> _EXERCISE OBJECTIVE_: Output every line exactly as written. Leave out pictures.

────────────────

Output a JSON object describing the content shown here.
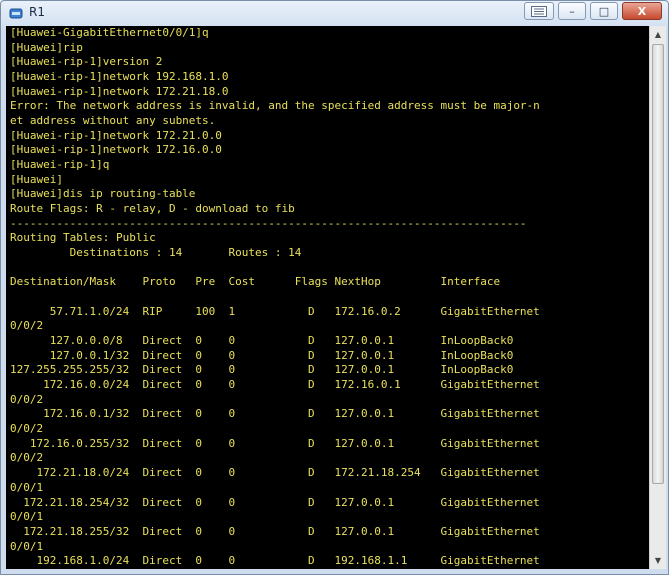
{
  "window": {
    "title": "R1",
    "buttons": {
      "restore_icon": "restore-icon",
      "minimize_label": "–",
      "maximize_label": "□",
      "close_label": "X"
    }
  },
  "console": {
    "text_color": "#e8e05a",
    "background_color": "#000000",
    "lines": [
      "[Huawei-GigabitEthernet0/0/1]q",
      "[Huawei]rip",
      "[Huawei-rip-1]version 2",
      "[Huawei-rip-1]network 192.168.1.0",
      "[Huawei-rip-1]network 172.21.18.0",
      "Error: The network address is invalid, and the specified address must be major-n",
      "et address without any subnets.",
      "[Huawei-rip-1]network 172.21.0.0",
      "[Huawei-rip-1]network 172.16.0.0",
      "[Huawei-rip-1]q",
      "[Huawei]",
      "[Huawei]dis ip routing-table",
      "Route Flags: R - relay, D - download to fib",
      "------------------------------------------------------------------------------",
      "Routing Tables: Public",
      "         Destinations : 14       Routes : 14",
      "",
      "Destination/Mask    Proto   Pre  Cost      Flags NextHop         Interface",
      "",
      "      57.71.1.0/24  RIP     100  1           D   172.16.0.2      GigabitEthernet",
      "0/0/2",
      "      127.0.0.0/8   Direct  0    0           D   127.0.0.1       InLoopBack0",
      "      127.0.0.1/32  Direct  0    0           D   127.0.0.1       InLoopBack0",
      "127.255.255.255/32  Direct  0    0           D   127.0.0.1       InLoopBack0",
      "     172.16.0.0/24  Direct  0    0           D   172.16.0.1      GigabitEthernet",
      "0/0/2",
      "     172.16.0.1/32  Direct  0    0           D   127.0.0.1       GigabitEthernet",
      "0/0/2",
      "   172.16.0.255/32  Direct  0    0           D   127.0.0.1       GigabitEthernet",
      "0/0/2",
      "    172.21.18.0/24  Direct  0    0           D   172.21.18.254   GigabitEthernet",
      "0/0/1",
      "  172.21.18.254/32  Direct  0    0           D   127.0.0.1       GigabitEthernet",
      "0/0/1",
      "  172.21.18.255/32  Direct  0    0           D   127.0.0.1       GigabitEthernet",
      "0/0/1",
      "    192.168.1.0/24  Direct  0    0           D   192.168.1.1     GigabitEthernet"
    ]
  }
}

────────────────

> _EXERCISE ANSWER_:
Output a JSON object describing the content shown here.
{
  "window": {
    "title": "R1",
    "buttons": {
      "restore_icon": "restore-icon",
      "minimize_label": "–",
      "maximize_label": "□",
      "close_label": "X"
    }
  },
  "console": {
    "text_color": "#e8e05a",
    "background_color": "#000000",
    "lines": [
      "[Huawei-GigabitEthernet0/0/1]q",
      "[Huawei]rip",
      "[Huawei-rip-1]version 2",
      "[Huawei-rip-1]network 192.168.1.0",
      "[Huawei-rip-1]network 172.21.18.0",
      "Error: The network address is invalid, and the specified address must be major-n",
      "et address without any subnets.",
      "[Huawei-rip-1]network 172.21.0.0",
      "[Huawei-rip-1]network 172.16.0.0",
      "[Huawei-rip-1]q",
      "[Huawei]",
      "[Huawei]dis ip routing-table",
      "Route Flags: R - relay, D - download to fib",
      "------------------------------------------------------------------------------",
      "Routing Tables: Public",
      "         Destinations : 14       Routes : 14",
      "",
      "Destination/Mask    Proto   Pre  Cost      Flags NextHop         Interface",
      "",
      "      57.71.1.0/24  RIP     100  1           D   172.16.0.2      GigabitEthernet",
      "0/0/2",
      "      127.0.0.0/8   Direct  0    0           D   127.0.0.1       InLoopBack0",
      "      127.0.0.1/32  Direct  0    0           D   127.0.0.1       InLoopBack0",
      "127.255.255.255/32  Direct  0    0           D   127.0.0.1       InLoopBack0",
      "     172.16.0.0/24  Direct  0    0           D   172.16.0.1      GigabitEthernet",
      "0/0/2",
      "     172.16.0.1/32  Direct  0    0           D   127.0.0.1       GigabitEthernet",
      "0/0/2",
      "   172.16.0.255/32  Direct  0    0           D   127.0.0.1       GigabitEthernet",
      "0/0/2",
      "    172.21.18.0/24  Direct  0    0           D   172.21.18.254   GigabitEthernet",
      "0/0/1",
      "  172.21.18.254/32  Direct  0    0           D   127.0.0.1       GigabitEthernet",
      "0/0/1",
      "  172.21.18.255/32  Direct  0    0           D   127.0.0.1       GigabitEthernet",
      "0/0/1",
      "    192.168.1.0/24  Direct  0    0           D   192.168.1.1     GigabitEthernet"
    ]
  }
}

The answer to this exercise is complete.